[Items listed in a dataset]
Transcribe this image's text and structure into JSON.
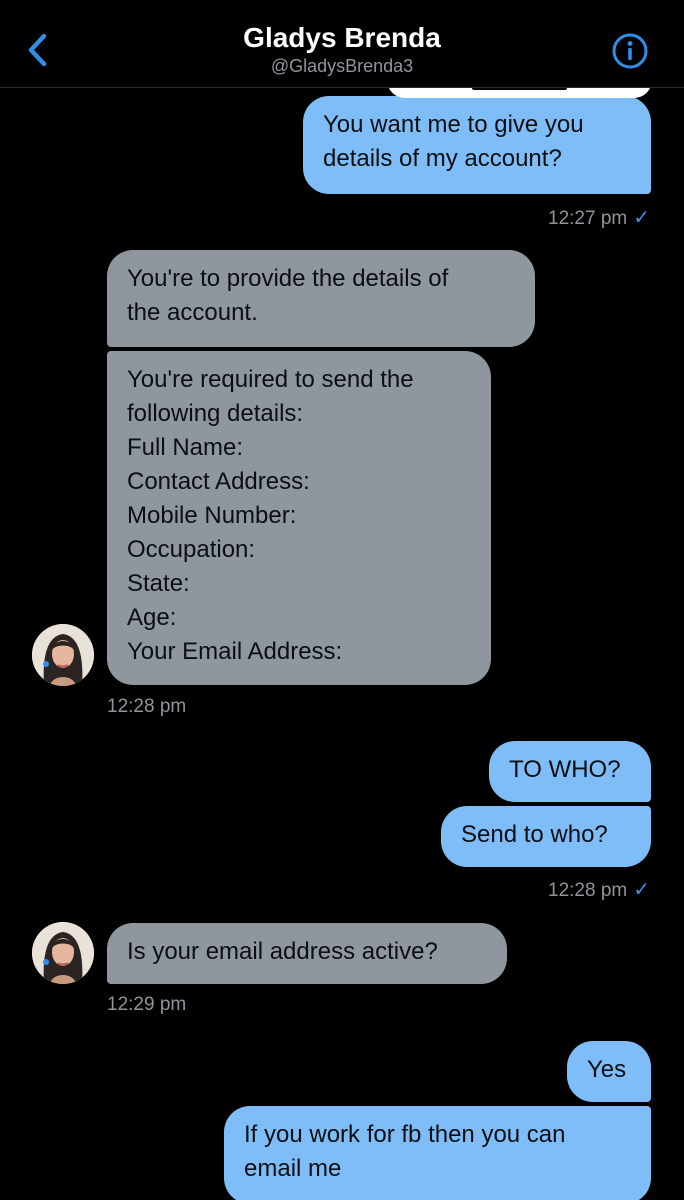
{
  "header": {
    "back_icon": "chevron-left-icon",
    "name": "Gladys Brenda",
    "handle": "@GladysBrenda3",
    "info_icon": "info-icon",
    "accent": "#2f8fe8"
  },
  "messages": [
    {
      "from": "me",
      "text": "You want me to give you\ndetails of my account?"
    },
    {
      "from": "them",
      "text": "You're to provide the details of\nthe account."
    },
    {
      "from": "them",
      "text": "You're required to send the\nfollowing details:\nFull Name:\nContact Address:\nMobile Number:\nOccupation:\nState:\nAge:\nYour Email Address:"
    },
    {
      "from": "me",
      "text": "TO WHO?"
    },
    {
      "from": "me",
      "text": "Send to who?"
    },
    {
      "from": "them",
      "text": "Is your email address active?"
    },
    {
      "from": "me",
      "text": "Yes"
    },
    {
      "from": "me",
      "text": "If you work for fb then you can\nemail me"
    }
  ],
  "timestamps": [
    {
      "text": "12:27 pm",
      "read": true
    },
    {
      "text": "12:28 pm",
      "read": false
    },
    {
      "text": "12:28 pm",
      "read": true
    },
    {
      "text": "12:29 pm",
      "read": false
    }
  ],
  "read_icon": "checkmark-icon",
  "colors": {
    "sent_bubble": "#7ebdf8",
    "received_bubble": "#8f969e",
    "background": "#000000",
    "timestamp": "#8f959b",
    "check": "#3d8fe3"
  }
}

==

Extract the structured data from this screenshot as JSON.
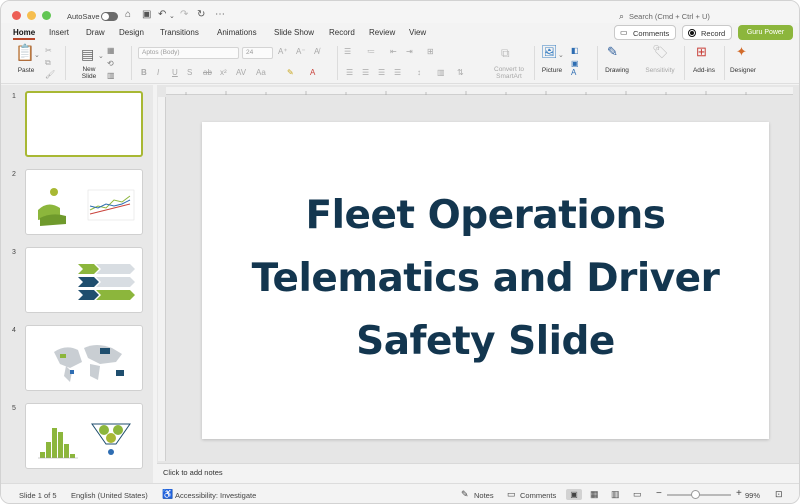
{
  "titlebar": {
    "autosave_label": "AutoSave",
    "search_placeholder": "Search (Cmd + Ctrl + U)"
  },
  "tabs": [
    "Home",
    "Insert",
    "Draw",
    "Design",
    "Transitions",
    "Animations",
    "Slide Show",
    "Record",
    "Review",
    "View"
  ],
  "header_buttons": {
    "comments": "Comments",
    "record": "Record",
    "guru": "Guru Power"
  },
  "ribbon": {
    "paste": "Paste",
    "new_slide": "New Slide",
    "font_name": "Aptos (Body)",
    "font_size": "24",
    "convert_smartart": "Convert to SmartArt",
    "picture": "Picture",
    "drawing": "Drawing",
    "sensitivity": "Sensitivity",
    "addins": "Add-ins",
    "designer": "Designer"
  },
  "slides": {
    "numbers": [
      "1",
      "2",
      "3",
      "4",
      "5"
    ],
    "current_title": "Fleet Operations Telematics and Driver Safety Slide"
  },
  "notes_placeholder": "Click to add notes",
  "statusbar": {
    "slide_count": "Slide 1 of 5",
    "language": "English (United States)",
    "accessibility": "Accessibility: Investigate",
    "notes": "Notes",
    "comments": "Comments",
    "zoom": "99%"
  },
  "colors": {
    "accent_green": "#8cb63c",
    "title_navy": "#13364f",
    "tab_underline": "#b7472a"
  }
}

▶ Written problem: Check every line of the data, and copy the ones that contain "notes".

▶ Correct output:
  "notes_placeholder": "Click to add notes",
    "notes": "Notes",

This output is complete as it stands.